- TASK DETAILS
Find "Output the text content of this document." in the records that follow; print that line and each subsequent line through the last one, verbatim and with nothing added.

- GIVEN DATA
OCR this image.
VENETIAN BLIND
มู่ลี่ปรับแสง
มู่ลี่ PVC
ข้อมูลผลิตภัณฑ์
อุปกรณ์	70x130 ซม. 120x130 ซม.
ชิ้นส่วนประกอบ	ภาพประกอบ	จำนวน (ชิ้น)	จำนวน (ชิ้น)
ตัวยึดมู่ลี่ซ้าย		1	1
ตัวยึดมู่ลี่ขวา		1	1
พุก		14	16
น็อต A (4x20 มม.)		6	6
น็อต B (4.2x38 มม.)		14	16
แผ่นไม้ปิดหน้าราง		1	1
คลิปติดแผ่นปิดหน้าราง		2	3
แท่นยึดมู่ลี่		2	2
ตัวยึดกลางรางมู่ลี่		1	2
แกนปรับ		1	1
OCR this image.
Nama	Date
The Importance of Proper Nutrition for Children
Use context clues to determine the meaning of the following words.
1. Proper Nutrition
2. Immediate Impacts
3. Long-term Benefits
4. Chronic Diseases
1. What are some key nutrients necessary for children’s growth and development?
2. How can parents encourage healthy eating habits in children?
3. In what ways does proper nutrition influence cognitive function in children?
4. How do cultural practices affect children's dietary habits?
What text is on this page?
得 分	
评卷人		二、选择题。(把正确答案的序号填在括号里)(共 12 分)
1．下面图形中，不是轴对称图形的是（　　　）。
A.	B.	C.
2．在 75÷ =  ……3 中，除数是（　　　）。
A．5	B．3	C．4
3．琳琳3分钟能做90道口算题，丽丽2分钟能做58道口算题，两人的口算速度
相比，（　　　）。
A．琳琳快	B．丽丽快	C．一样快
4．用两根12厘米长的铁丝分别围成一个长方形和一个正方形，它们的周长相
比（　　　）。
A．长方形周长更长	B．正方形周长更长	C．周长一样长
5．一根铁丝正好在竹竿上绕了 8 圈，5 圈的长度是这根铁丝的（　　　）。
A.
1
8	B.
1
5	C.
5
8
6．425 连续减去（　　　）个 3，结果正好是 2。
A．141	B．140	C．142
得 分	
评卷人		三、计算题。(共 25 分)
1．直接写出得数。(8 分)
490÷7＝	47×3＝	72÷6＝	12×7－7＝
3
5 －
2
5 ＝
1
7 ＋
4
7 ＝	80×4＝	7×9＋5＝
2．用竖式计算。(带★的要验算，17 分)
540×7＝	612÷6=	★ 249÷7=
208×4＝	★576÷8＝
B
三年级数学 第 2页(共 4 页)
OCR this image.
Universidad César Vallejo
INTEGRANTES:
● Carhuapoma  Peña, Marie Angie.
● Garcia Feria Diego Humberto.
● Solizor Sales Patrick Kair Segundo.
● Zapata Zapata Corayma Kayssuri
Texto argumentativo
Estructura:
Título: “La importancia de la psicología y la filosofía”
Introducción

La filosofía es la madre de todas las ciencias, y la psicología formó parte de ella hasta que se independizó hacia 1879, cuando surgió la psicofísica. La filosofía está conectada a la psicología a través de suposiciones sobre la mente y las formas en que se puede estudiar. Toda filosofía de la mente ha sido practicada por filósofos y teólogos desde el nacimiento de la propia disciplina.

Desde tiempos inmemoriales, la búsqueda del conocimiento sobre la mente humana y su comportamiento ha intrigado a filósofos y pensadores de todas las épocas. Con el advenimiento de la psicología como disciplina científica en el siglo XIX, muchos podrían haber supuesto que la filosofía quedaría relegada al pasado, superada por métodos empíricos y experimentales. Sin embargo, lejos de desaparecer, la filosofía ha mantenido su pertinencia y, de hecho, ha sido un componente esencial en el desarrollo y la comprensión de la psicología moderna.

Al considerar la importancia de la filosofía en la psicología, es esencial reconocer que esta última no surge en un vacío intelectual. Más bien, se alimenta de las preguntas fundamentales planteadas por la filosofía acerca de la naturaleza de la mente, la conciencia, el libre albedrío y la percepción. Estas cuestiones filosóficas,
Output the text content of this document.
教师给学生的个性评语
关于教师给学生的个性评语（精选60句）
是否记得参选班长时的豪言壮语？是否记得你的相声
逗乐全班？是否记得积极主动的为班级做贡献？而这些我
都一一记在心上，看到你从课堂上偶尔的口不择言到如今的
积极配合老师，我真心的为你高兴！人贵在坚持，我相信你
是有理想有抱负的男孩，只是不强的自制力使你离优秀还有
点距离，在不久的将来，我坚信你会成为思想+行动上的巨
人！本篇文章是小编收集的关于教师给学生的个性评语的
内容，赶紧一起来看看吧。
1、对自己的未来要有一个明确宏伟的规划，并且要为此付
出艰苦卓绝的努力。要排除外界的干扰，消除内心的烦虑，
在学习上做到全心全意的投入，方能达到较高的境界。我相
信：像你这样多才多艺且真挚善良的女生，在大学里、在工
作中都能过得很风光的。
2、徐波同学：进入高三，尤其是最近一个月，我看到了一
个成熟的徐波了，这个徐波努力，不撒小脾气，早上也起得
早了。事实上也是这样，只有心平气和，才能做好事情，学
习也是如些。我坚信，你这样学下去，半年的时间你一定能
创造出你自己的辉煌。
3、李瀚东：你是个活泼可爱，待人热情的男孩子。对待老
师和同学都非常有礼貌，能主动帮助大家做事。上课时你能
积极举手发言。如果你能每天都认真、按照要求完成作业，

- RESULT FOR THIS EXERCISE
Output the text content of this document.
教师给学生的个性评语
关于教师给学生的个性评语（精选60句）
是否记得参选班长时的豪言壮语？是否记得你的相声
逗乐全班？是否记得积极主动的为班级做贡献？而这些我
都一一记在心上，看到你从课堂上偶尔的口不择言到如今的
积极配合老师，我真心的为你高兴！人贵在坚持，我相信你
是有理想有抱负的男孩，只是不强的自制力使你离优秀还有
点距离，在不久的将来，我坚信你会成为思想+行动上的巨
人！本篇文章是小编收集的关于教师给学生的个性评语的
内容，赶紧一起来看看吧。
1、对自己的未来要有一个明确宏伟的规划，并且要为此付
出艰苦卓绝的努力。要排除外界的干扰，消除内心的烦虑，
在学习上做到全心全意的投入，方能达到较高的境界。我相
信：像你这样多才多艺且真挚善良的女生，在大学里、在工
作中都能过得很风光的。
2、徐波同学：进入高三，尤其是最近一个月，我看到了一
个成熟的徐波了，这个徐波努力，不撒小脾气，早上也起得
早了。事实上也是这样，只有心平气和，才能做好事情，学
习也是如些。我坚信，你这样学下去，半年的时间你一定能
创造出你自己的辉煌。
3、李瀚东：你是个活泼可爱，待人热情的男孩子。对待老
师和同学都非常有礼貌，能主动帮助大家做事。上课时你能
积极举手发言。如果你能每天都认真、按照要求完成作业，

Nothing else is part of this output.